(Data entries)
########

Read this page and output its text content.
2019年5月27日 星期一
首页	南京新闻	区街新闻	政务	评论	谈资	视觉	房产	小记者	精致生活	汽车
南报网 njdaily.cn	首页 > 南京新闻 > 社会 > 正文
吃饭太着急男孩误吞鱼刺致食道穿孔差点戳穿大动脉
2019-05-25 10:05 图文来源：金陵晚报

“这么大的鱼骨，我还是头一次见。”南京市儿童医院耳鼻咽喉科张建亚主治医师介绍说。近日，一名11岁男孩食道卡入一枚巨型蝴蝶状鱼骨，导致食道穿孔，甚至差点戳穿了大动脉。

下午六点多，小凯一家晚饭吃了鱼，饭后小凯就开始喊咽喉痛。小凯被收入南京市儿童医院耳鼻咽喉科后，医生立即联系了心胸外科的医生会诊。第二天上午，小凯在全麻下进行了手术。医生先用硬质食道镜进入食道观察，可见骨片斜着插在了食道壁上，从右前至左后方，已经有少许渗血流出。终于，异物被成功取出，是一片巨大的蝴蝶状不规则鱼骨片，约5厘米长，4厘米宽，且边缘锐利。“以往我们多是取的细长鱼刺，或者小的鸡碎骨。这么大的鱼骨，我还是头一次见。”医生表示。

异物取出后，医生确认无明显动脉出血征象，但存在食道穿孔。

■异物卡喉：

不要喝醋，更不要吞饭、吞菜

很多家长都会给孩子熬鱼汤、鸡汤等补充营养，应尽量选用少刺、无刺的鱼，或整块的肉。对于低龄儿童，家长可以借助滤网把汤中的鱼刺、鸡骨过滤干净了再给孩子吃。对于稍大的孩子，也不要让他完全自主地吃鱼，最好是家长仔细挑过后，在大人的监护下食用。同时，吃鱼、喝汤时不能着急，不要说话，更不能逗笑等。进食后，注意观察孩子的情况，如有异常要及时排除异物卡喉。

########

Copy all of the data exactly.

▶ [Completed task]
Read this page and output its text content.
2019年5月27日 星期一
首页	南京新闻	区街新闻	政务	评论	谈资	视觉	房产	小记者	精致生活	汽车
南报网 njdaily.cn	首页 > 南京新闻 > 社会 > 正文
吃饭太着急男孩误吞鱼刺致食道穿孔差点戳穿大动脉
2019-05-25 10:05 图文来源：金陵晚报

“这么大的鱼骨，我还是头一次见。”南京市儿童医院耳鼻咽喉科张建亚主治医师介绍说。近日，一名11岁男孩食道卡入一枚巨型蝴蝶状鱼骨，导致食道穿孔，甚至差点戳穿了大动脉。

下午六点多，小凯一家晚饭吃了鱼，饭后小凯就开始喊咽喉痛。小凯被收入南京市儿童医院耳鼻咽喉科后，医生立即联系了心胸外科的医生会诊。第二天上午，小凯在全麻下进行了手术。医生先用硬质食道镜进入食道观察，可见骨片斜着插在了食道壁上，从右前至左后方，已经有少许渗血流出。终于，异物被成功取出，是一片巨大的蝴蝶状不规则鱼骨片，约5厘米长，4厘米宽，且边缘锐利。“以往我们多是取的细长鱼刺，或者小的鸡碎骨。这么大的鱼骨，我还是头一次见。”医生表示。

异物取出后，医生确认无明显动脉出血征象，但存在食道穿孔。

■异物卡喉：

不要喝醋，更不要吞饭、吞菜

很多家长都会给孩子熬鱼汤、鸡汤等补充营养，应尽量选用少刺、无刺的鱼，或整块的肉。对于低龄儿童，家长可以借助滤网把汤中的鱼刺、鸡骨过滤干净了再给孩子吃。对于稍大的孩子，也不要让他完全自主地吃鱼，最好是家长仔细挑过后，在大人的监护下食用。同时，吃鱼、喝汤时不能着急，不要说话，更不能逗笑等。进食后，注意观察孩子的情况，如有异常要及时排除异物卡喉。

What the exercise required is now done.